(Excerpts from a figure dataset)
----
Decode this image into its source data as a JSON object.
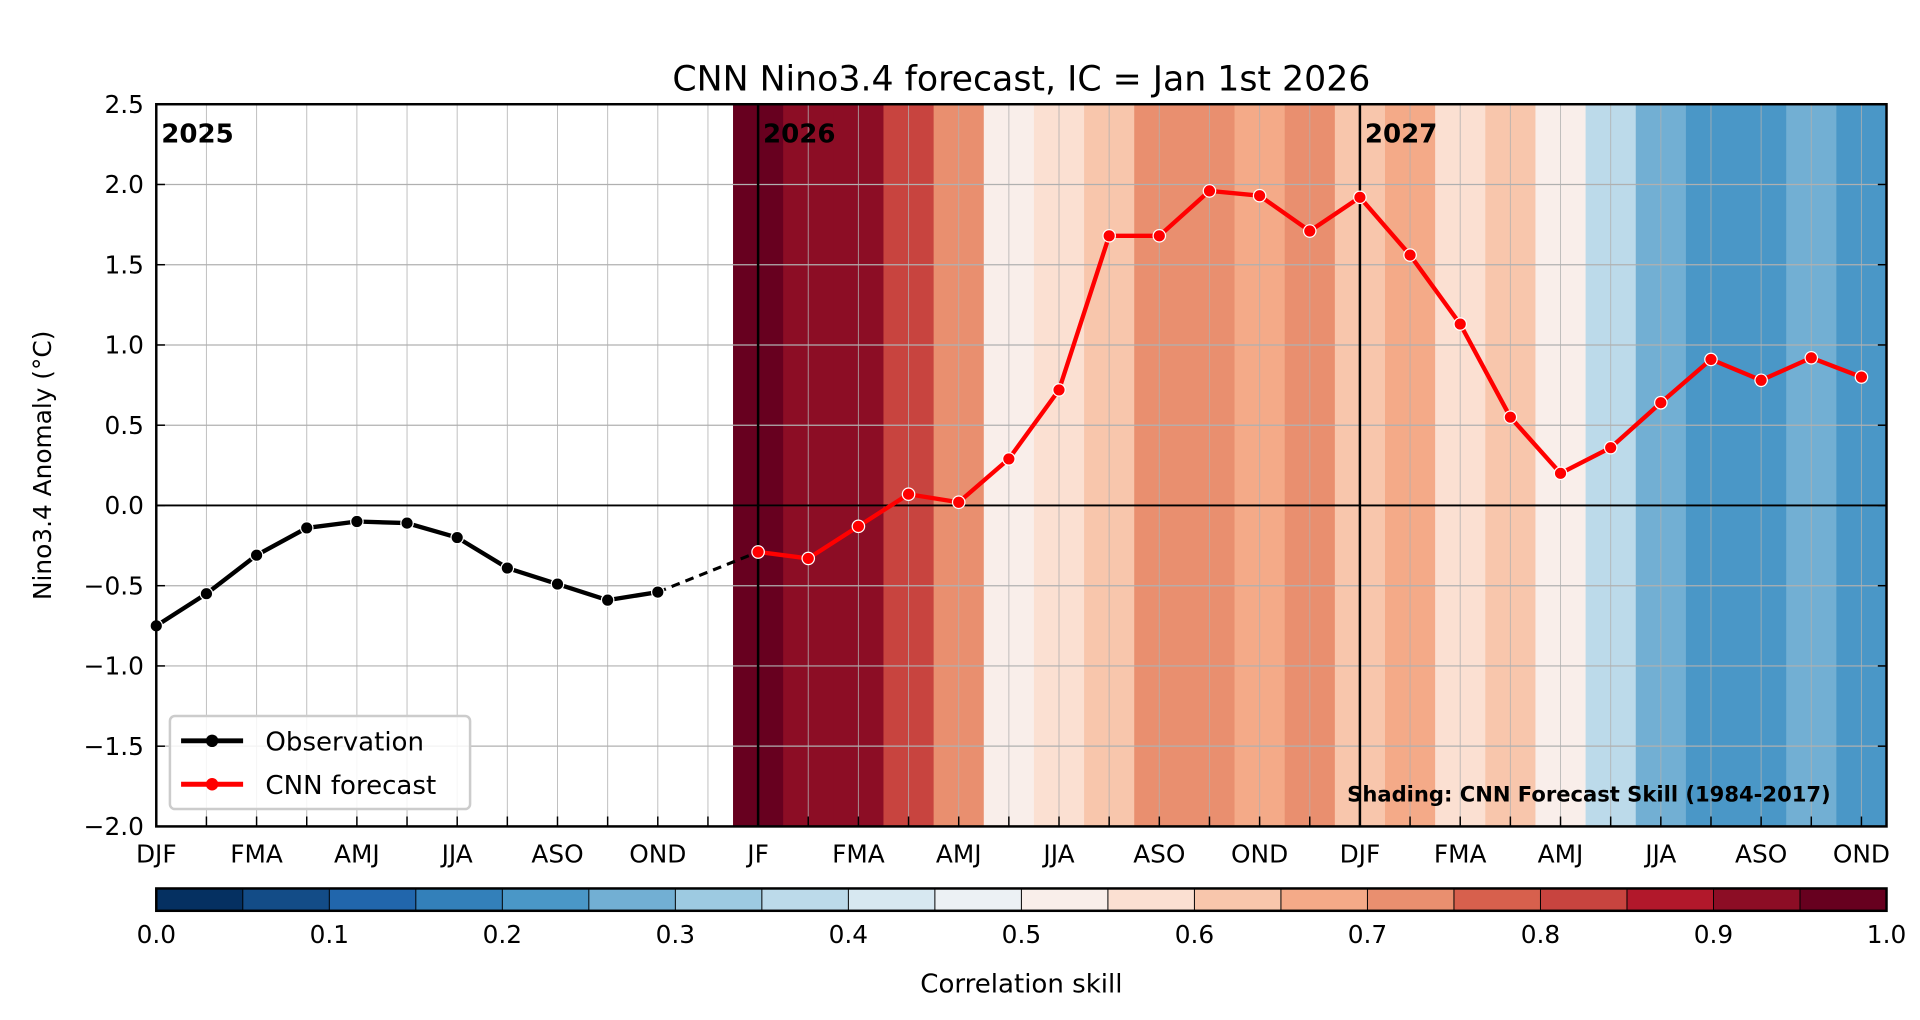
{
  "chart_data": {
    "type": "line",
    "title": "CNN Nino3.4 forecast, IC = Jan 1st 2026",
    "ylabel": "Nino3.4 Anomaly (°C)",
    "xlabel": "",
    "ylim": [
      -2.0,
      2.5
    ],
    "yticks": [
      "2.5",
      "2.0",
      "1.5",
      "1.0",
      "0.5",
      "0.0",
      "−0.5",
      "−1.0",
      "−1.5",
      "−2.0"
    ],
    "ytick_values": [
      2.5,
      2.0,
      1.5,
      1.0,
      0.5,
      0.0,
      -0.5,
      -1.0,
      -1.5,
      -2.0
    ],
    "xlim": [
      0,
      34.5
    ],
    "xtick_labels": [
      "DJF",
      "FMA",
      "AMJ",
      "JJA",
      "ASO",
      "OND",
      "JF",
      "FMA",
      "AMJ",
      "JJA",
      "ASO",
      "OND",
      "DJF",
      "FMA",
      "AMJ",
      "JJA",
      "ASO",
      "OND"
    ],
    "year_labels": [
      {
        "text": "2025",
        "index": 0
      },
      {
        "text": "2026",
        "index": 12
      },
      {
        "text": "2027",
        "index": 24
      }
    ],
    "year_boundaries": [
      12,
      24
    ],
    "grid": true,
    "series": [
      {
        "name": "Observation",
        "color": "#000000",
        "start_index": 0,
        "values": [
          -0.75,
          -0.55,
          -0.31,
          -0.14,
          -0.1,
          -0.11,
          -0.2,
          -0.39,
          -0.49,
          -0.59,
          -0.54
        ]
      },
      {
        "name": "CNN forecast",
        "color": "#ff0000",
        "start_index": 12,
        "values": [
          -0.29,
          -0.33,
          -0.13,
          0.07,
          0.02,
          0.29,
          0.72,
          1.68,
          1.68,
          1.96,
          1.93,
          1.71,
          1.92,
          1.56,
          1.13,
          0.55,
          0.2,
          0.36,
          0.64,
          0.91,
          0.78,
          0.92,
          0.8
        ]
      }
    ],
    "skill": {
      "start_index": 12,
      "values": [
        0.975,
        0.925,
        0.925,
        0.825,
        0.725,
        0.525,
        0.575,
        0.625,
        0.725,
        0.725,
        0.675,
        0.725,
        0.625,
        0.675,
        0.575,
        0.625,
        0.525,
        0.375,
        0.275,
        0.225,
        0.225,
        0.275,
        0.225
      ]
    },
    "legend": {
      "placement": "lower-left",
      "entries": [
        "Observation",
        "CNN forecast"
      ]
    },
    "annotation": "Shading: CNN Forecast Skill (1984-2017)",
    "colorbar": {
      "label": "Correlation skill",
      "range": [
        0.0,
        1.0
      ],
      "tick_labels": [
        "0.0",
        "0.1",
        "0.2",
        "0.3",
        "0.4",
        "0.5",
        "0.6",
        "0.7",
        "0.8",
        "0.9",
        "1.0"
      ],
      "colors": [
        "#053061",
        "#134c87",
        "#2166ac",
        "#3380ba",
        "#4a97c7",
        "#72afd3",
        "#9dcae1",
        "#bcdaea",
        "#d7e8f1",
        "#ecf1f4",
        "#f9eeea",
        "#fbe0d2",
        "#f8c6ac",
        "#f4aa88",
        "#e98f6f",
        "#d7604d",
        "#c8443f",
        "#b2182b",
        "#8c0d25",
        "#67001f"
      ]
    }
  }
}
----
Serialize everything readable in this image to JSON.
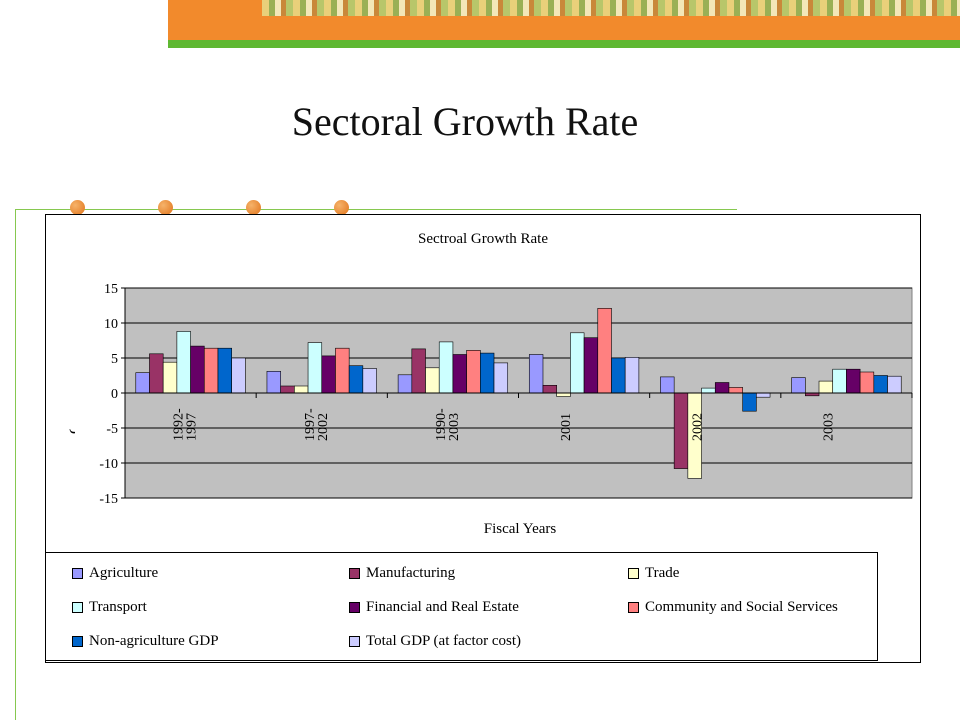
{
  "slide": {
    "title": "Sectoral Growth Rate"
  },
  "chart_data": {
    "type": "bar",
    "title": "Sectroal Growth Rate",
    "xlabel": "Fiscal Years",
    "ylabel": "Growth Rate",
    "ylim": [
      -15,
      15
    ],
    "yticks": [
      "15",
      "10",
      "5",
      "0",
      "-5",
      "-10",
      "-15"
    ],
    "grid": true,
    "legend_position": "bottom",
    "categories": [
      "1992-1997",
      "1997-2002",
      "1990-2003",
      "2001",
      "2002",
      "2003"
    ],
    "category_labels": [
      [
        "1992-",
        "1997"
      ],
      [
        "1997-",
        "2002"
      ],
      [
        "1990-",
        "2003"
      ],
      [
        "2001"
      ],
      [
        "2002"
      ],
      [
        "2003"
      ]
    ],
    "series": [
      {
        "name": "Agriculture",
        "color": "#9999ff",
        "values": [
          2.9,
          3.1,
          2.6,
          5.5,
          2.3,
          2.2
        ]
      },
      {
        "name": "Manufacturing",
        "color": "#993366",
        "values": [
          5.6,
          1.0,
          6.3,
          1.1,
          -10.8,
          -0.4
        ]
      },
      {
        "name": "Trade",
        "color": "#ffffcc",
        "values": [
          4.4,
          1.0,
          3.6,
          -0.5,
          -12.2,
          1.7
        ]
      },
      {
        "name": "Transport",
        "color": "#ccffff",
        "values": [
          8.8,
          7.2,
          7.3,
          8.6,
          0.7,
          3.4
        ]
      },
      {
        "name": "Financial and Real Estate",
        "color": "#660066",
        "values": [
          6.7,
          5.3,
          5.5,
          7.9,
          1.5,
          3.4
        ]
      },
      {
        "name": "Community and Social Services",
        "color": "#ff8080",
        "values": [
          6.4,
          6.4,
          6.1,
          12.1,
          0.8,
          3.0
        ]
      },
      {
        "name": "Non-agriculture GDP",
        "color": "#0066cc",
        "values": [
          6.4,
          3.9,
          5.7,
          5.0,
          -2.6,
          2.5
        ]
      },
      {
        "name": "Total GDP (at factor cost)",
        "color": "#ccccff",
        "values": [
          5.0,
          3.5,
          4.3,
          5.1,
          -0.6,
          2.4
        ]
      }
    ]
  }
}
----
# WRITTEN PROBLEM
List all lines from the entries that include the word "image".

# ANSWER IN FULL
Decode this image into its source data as a JSON object.
Serialize everything readable in this image to JSON.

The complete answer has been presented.